<< Mar 2010 ...And Nothing But The Truth... Friday, February 26th, 2010 - 7:36 pm
OK, so I may not have been telling the whole story in my rope bunny post the other day, but wait before you get upset with me. You see, the thing is that Saturday was a pretty busy day for me and it took me long enough to write about the rope tying incident without entering into what went on that evening, so I thought I'd break it into two posts. In hindsight I think it was no bad thing that I didn't blog it immediately after it happened, because it's given me time to mull it over, figure out how I felt about it and also to come to a few realisations which have influenced how I feel about this whole thing.
For ease of telling I'm going to give you the narrative first and then I'll tell you how I feel about it afterwards... this also means if I run out of words I can come back and write the sequel another day without interrupting the recounting.
So... Saturday was spent entirely with Jen. After she spent the afternoon tying me up and letting me figure out how I felt about it she persuaded me to accompany her to a Fet night at a local club. We weren't certain, beforehand, that we were going to attend. She was tired and I was hormonal (and nervous, but shhh, don't tell anyone) but when evening came round I found I was buoyed up by the nerves and Jen, well, if she was tired she didn't let on, I think she was too interested to see how I would find the whole thing :-)
I was a little ansty about what I was going to wear - fet nights have a dress code (fetish or, at the very least, fetish) and my wardrobe is fairly limited - even in the black department (I'm more of a colours girl). In the end I went for a thing, stretchy black dress worn underneath a satin corset (cheap, as could be seen by the way it slowly collapsed over the evening under the weight of my breasts) and black stockings, suspenders, biker boots. It was a curious mix, but the all-black meant you couldn't examine it too closely and I felt dressed up enough to make it an 'occasion' without being entirely outside my comfort zone.
The night was being held in an old art deco building that is more than a little reminiscent of a Bingo hall, but it was clean and newly decorated with nice dim lighting (kind to all of us!). Jen and I were two of the first there, able to find a quiet table and, with impunity, watch everyone else enter after us. Apart from an uncomfortable moment with the proprietor of the venue talking to my (admittedly impressive) cleavage, the whole atmosphere was very... Sunday lunch at a pub feeling, only with more outrageous clothing.
+++
* **WHAT TO WORK ON**
1. In the blog post about the Fet night, what kind of building was the event held in?
2. Translate this sentence from the blog post into Spanish: "Jen and I were two of the first there, able to find a quiet table and, with impunity, watch everyone else enter after us."
3. Turn the blog post's paragraph beginning "The night was being held in an old art deco building" into a short bulleted list that keeps its main facts.

* **STORED ROWS**
+++
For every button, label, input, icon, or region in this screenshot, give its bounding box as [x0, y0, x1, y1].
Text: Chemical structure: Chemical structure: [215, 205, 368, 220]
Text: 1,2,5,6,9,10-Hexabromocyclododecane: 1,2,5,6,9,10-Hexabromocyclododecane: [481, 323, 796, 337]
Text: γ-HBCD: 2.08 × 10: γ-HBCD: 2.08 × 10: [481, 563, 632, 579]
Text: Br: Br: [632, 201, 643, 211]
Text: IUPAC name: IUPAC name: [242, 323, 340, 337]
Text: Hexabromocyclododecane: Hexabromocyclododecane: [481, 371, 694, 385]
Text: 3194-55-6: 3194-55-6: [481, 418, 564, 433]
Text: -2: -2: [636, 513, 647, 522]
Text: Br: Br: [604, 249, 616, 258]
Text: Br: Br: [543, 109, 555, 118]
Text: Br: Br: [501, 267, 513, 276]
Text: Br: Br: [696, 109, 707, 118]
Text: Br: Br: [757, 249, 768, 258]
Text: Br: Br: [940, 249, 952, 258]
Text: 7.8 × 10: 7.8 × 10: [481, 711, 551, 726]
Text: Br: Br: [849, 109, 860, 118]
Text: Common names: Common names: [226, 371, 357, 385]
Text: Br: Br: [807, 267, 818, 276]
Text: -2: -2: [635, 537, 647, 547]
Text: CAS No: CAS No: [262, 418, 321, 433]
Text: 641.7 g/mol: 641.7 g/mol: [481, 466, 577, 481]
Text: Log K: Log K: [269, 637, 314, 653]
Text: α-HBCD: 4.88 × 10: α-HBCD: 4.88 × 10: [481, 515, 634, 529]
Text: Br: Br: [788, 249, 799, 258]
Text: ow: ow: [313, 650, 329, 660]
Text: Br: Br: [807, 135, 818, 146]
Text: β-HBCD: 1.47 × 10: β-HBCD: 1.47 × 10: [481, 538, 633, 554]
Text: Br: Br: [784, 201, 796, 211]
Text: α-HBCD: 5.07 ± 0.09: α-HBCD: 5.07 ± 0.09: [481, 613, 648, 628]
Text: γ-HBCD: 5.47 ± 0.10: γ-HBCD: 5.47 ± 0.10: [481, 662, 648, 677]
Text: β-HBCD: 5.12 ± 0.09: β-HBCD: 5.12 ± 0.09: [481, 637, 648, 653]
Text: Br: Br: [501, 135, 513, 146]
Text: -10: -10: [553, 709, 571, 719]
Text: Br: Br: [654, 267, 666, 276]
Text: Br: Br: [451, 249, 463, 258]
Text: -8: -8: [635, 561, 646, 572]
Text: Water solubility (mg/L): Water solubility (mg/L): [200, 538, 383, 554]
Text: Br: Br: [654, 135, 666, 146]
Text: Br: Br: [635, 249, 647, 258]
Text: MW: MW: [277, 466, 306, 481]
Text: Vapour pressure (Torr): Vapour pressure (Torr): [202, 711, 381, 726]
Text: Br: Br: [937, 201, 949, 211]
+++
* **RESULTS**
1. An old art deco building that is more than a little reminiscent of a Bingo hall.

2. Jen y yo fuimos de las primeras en llegar, así que pudimos encontrar una mesa tranquila y, con total impunidad, ver entrar a todos los demás después de nosotras.

3.
- The night was held in an old art deco building that resembled a Bingo hall.
- The venue was clean and newly decorated, with dim lighting.
- Jen and the writer were among the first to arrive, found a quiet table and watched everyone else come in.
- There was one uncomfortable moment when the venue's proprietor talked to the writer's cleavage.
- Otherwise the atmosphere felt like Sunday lunch at a pub, only with more outrageous clothing.